** EXERCISE TASK **
Write out each entry, exactly the way it appears.

● ● ● ● ●

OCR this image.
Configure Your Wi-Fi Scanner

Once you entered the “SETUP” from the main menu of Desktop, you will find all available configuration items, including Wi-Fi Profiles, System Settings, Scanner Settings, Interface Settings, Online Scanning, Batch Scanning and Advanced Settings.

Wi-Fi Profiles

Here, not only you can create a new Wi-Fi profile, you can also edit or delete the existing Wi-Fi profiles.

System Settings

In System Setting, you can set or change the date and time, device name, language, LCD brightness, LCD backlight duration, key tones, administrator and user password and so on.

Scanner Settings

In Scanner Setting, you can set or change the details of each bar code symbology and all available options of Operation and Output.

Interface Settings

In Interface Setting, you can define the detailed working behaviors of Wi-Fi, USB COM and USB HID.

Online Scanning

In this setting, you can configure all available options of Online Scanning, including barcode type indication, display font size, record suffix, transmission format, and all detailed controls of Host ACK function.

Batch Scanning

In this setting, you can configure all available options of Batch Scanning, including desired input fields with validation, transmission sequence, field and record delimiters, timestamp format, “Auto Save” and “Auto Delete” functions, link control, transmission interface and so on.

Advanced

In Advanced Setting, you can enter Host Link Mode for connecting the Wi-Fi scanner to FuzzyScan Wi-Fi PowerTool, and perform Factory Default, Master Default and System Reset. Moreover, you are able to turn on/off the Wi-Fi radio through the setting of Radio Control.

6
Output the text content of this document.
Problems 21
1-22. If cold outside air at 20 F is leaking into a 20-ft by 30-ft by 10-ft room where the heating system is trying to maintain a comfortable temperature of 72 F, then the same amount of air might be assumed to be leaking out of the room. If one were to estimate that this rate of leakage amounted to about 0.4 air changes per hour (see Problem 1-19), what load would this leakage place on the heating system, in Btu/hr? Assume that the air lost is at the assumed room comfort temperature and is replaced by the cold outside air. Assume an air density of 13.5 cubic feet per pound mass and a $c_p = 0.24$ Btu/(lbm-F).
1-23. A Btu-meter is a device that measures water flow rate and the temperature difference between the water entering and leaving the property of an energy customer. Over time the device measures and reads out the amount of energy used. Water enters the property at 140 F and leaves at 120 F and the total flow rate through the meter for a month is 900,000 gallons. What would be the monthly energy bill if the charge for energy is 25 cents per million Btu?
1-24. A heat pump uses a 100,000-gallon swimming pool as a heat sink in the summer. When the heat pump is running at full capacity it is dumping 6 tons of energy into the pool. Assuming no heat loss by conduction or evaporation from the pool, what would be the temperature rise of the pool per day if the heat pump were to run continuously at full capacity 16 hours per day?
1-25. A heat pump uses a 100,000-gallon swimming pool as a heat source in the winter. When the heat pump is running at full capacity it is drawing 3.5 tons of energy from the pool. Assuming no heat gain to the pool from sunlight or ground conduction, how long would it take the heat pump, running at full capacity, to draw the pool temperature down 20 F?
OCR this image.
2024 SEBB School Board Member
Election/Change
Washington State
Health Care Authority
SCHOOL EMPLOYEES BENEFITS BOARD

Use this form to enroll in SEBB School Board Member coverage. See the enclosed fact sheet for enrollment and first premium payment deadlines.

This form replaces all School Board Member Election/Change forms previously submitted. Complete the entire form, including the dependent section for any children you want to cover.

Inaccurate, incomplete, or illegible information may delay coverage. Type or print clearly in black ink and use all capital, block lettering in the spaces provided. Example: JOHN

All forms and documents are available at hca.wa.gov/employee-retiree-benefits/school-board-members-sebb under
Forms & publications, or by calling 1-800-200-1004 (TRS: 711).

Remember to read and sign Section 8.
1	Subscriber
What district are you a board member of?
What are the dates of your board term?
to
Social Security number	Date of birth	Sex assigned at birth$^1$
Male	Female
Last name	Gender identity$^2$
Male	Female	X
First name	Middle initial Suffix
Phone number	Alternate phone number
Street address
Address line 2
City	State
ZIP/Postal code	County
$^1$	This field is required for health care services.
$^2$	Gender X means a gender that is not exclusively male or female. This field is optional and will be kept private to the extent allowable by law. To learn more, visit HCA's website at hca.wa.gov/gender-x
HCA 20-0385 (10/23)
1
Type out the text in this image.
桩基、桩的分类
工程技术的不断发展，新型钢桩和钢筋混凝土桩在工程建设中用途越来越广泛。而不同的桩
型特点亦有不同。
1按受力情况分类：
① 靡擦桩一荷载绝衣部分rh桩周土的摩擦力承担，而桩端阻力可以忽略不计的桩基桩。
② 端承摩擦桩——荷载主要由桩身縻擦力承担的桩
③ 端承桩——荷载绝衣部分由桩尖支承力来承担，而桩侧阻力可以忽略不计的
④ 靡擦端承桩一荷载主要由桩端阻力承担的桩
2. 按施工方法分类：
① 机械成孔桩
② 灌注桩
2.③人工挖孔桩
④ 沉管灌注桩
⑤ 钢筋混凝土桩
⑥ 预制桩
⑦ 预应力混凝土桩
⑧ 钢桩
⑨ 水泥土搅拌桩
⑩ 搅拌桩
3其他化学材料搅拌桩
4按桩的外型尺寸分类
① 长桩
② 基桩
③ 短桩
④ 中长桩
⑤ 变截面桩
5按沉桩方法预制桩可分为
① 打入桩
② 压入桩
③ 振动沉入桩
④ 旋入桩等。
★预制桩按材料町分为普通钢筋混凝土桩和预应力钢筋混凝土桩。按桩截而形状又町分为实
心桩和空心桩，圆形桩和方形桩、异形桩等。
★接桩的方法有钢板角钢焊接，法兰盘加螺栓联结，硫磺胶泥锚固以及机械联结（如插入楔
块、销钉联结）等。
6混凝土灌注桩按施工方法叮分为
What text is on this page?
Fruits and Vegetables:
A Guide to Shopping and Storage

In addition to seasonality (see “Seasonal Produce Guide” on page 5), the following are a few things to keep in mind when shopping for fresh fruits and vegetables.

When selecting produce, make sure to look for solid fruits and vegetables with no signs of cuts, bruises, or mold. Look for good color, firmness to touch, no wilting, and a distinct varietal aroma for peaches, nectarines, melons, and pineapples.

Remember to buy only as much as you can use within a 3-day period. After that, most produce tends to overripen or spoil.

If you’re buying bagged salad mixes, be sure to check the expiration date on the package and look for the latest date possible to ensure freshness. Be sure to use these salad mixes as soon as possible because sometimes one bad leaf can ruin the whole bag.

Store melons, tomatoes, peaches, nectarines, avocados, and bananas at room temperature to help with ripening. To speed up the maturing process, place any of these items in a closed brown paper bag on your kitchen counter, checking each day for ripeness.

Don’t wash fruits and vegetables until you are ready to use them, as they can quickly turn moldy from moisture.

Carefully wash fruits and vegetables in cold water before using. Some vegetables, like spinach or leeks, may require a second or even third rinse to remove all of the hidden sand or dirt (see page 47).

● ● ● ● ●

** ANSWER BELOW **
OCR this image.
Configure Your Wi-Fi Scanner

Once you entered the “SETUP” from the main menu of Desktop, you will find all available configuration items, including Wi-Fi Profiles, System Settings, Scanner Settings, Interface Settings, Online Scanning, Batch Scanning and Advanced Settings.

Wi-Fi Profiles

Here, not only you can create a new Wi-Fi profile, you can also edit or delete the existing Wi-Fi profiles.

System Settings

In System Setting, you can set or change the date and time, device name, language, LCD brightness, LCD backlight duration, key tones, administrator and user password and so on.

Scanner Settings

In Scanner Setting, you can set or change the details of each bar code symbology and all available options of Operation and Output.

Interface Settings

In Interface Setting, you can define the detailed working behaviors of Wi-Fi, USB COM and USB HID.

Online Scanning

In this setting, you can configure all available options of Online Scanning, including barcode type indication, display font size, record suffix, transmission format, and all detailed controls of Host ACK function.

Batch Scanning

In this setting, you can configure all available options of Batch Scanning, including desired input fields with validation, transmission sequence, field and record delimiters, timestamp format, “Auto Save” and “Auto Delete” functions, link control, transmission interface and so on.

Advanced

In Advanced Setting, you can enter Host Link Mode for connecting the Wi-Fi scanner to FuzzyScan Wi-Fi PowerTool, and perform Factory Default, Master Default and System Reset. Moreover, you are able to turn on/off the Wi-Fi radio through the setting of Radio Control.

6
Output the text content of this document.
Problems 21
1-22. If cold outside air at 20 F is leaking into a 20-ft by 30-ft by 10-ft room where the heating system is trying to maintain a comfortable temperature of 72 F, then the same amount of air might be assumed to be leaking out of the room. If one were to estimate that this rate of leakage amounted to about 0.4 air changes per hour (see Problem 1-19), what load would this leakage place on the heating system, in Btu/hr? Assume that the air lost is at the assumed room comfort temperature and is replaced by the cold outside air. Assume an air density of 13.5 cubic feet per pound mass and a $c_p = 0.24$ Btu/(lbm-F).
1-23. A Btu-meter is a device that measures water flow rate and the temperature difference between the water entering and leaving the property of an energy customer. Over time the device measures and reads out the amount of energy used. Water enters the property at 140 F and leaves at 120 F and the total flow rate through the meter for a month is 900,000 gallons. What would be the monthly energy bill if the charge for energy is 25 cents per million Btu?
1-24. A heat pump uses a 100,000-gallon swimming pool as a heat sink in the summer. When the heat pump is running at full capacity it is dumping 6 tons of energy into the pool. Assuming no heat loss by conduction or evaporation from the pool, what would be the temperature rise of the pool per day if the heat pump were to run continuously at full capacity 16 hours per day?
1-25. A heat pump uses a 100,000-gallon swimming pool as a heat source in the winter. When the heat pump is running at full capacity it is drawing 3.5 tons of energy from the pool. Assuming no heat gain to the pool from sunlight or ground conduction, how long would it take the heat pump, running at full capacity, to draw the pool temperature down 20 F?
OCR this image.
2024 SEBB School Board Member
Election/Change
Washington State
Health Care Authority
SCHOOL EMPLOYEES BENEFITS BOARD

Use this form to enroll in SEBB School Board Member coverage. See the enclosed fact sheet for enrollment and first premium payment deadlines.

This form replaces all School Board Member Election/Change forms previously submitted. Complete the entire form, including the dependent section for any children you want to cover.

Inaccurate, incomplete, or illegible information may delay coverage. Type or print clearly in black ink and use all capital, block lettering in the spaces provided. Example: JOHN

All forms and documents are available at hca.wa.gov/employee-retiree-benefits/school-board-members-sebb under
Forms & publications, or by calling 1-800-200-1004 (TRS: 711).

Remember to read and sign Section 8.
1	Subscriber
What district are you a board member of?
What are the dates of your board term?
to
Social Security number	Date of birth	Sex assigned at birth$^1$
Male	Female
Last name	Gender identity$^2$
Male	Female	X
First name	Middle initial Suffix
Phone number	Alternate phone number
Street address
Address line 2
City	State
ZIP/Postal code	County
$^1$	This field is required for health care services.
$^2$	Gender X means a gender that is not exclusively male or female. This field is optional and will be kept private to the extent allowable by law. To learn more, visit HCA's website at hca.wa.gov/gender-x
HCA 20-0385 (10/23)
1
Type out the text in this image.
桩基、桩的分类
工程技术的不断发展，新型钢桩和钢筋混凝土桩在工程建设中用途越来越广泛。而不同的桩
型特点亦有不同。
1按受力情况分类：
① 靡擦桩一荷载绝衣部分rh桩周土的摩擦力承担，而桩端阻力可以忽略不计的桩基桩。
② 端承摩擦桩——荷载主要由桩身縻擦力承担的桩
③ 端承桩——荷载绝衣部分由桩尖支承力来承担，而桩侧阻力可以忽略不计的
④ 靡擦端承桩一荷载主要由桩端阻力承担的桩
2. 按施工方法分类：
① 机械成孔桩
② 灌注桩
2.③人工挖孔桩
④ 沉管灌注桩
⑤ 钢筋混凝土桩
⑥ 预制桩
⑦ 预应力混凝土桩
⑧ 钢桩
⑨ 水泥土搅拌桩
⑩ 搅拌桩
3其他化学材料搅拌桩
4按桩的外型尺寸分类
① 长桩
② 基桩
③ 短桩
④ 中长桩
⑤ 变截面桩
5按沉桩方法预制桩可分为
① 打入桩
② 压入桩
③ 振动沉入桩
④ 旋入桩等。
★预制桩按材料町分为普通钢筋混凝土桩和预应力钢筋混凝土桩。按桩截而形状又町分为实
心桩和空心桩，圆形桩和方形桩、异形桩等。
★接桩的方法有钢板角钢焊接，法兰盘加螺栓联结，硫磺胶泥锚固以及机械联结（如插入楔
块、销钉联结）等。
6混凝土灌注桩按施工方法叮分为
What text is on this page?
Fruits and Vegetables:
A Guide to Shopping and Storage

In addition to seasonality (see “Seasonal Produce Guide” on page 5), the following are a few things to keep in mind when shopping for fresh fruits and vegetables.

When selecting produce, make sure to look for solid fruits and vegetables with no signs of cuts, bruises, or mold. Look for good color, firmness to touch, no wilting, and a distinct varietal aroma for peaches, nectarines, melons, and pineapples.

Remember to buy only as much as you can use within a 3-day period. After that, most produce tends to overripen or spoil.

If you’re buying bagged salad mixes, be sure to check the expiration date on the package and look for the latest date possible to ensure freshness. Be sure to use these salad mixes as soon as possible because sometimes one bad leaf can ruin the whole bag.

Store melons, tomatoes, peaches, nectarines, avocados, and bananas at room temperature to help with ripening. To speed up the maturing process, place any of these items in a closed brown paper bag on your kitchen counter, checking each day for ripeness.

Don’t wash fruits and vegetables until you are ready to use them, as they can quickly turn moldy from moisture.

Carefully wash fruits and vegetables in cold water before using. Some vegetables, like spinach or leeks, may require a second or even third rinse to remove all of the hidden sand or dirt (see page 47).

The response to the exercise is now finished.